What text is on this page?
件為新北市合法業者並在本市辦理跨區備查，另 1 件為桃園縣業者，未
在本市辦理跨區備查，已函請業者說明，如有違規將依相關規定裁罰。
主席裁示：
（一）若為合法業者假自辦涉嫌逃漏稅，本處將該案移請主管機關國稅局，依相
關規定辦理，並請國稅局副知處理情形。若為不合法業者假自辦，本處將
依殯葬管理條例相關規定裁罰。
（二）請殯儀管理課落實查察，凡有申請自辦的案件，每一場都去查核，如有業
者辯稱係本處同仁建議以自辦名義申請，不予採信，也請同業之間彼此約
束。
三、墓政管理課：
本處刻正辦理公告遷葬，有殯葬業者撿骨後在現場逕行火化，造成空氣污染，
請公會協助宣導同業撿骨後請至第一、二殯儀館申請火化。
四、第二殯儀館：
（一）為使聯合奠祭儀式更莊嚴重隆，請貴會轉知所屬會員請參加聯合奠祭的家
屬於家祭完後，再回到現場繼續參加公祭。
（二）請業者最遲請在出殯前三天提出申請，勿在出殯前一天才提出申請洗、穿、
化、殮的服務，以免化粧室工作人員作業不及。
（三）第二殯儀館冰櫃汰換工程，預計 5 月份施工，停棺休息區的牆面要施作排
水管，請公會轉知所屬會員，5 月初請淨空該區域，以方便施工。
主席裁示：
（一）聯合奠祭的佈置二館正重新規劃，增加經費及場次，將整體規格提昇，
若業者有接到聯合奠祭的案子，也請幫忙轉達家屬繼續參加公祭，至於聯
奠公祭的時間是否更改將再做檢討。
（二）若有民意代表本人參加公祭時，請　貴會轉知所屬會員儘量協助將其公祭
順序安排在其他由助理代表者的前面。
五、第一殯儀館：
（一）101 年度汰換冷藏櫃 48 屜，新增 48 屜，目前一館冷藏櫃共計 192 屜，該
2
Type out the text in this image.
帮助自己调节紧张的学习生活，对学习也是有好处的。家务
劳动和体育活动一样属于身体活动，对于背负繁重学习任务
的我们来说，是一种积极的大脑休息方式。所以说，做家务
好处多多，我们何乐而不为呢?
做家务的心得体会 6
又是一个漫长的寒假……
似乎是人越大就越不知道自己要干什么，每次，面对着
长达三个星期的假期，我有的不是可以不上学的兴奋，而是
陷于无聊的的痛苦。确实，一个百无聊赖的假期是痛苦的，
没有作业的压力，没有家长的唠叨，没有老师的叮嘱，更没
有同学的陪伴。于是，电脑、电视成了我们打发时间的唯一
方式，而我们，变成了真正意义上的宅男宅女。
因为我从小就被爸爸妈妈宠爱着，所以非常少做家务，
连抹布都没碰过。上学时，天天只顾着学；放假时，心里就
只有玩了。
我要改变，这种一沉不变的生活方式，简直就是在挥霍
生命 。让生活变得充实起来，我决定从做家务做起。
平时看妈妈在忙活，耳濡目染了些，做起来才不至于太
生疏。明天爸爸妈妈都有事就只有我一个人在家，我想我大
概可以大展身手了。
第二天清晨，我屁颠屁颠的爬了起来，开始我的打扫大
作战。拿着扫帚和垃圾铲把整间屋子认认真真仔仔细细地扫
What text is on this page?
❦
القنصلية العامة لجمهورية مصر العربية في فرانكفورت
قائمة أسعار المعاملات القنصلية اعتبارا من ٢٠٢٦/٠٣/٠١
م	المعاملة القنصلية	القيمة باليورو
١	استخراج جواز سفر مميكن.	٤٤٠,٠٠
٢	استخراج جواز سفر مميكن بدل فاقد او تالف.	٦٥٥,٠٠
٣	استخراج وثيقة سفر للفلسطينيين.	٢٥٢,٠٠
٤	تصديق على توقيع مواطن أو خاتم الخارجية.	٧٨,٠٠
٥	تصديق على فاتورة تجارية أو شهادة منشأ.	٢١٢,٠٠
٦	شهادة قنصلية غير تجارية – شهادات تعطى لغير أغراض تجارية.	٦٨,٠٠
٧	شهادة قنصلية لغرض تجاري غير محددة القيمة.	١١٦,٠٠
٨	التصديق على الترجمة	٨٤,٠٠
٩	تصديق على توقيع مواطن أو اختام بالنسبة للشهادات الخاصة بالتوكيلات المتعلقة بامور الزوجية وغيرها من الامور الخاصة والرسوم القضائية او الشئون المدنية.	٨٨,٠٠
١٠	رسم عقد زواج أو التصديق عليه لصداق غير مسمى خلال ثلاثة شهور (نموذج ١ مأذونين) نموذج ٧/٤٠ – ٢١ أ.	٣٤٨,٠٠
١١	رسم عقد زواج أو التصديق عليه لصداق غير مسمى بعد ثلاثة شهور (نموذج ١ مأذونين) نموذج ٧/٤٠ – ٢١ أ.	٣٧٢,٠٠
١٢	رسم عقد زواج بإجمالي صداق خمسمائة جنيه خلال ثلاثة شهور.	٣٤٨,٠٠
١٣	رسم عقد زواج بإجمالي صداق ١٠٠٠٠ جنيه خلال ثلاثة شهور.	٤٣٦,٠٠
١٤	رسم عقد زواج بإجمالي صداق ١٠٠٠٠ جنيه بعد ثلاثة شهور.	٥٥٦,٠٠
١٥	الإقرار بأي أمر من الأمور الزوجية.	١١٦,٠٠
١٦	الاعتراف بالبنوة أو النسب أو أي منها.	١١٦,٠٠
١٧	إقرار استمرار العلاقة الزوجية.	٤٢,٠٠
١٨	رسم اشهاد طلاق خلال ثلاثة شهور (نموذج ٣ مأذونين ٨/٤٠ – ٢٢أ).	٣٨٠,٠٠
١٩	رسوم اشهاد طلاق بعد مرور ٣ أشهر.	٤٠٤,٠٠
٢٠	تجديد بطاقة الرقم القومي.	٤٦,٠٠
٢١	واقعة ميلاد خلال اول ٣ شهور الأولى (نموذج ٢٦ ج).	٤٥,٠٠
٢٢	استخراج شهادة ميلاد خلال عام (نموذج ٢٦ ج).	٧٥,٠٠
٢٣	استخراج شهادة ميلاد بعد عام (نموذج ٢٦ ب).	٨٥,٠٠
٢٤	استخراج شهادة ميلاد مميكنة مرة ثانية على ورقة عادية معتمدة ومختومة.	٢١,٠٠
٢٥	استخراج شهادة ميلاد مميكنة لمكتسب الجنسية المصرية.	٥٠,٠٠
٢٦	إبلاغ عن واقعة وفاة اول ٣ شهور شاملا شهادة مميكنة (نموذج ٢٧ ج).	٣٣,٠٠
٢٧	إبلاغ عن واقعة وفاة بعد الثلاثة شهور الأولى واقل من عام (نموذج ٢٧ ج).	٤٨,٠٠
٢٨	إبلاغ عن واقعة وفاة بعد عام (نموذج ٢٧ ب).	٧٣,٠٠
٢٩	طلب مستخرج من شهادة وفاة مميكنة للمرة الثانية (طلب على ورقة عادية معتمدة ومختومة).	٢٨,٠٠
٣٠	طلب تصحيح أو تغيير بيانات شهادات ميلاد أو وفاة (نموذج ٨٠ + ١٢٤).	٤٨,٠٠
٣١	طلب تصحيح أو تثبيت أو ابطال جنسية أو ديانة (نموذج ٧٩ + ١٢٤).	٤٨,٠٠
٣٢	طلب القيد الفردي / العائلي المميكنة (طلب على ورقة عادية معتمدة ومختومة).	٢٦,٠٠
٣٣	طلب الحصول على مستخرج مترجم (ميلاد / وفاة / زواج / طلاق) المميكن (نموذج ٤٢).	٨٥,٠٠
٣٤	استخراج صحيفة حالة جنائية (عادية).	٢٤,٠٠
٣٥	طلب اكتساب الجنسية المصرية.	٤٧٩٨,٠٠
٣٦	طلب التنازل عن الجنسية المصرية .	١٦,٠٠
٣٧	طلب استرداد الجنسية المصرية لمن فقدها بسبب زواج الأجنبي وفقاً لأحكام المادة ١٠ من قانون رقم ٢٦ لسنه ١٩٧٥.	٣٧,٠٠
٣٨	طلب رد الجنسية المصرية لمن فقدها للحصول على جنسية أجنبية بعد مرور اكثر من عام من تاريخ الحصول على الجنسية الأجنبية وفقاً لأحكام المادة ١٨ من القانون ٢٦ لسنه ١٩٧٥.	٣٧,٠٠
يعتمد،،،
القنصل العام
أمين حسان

■ ■ ■ ■ ■

• CHALLENGE: Across the records, count the lines holding the string "مواطن". Give the number and stop.

• RESPONSE FOR THIS EXERCISE: 2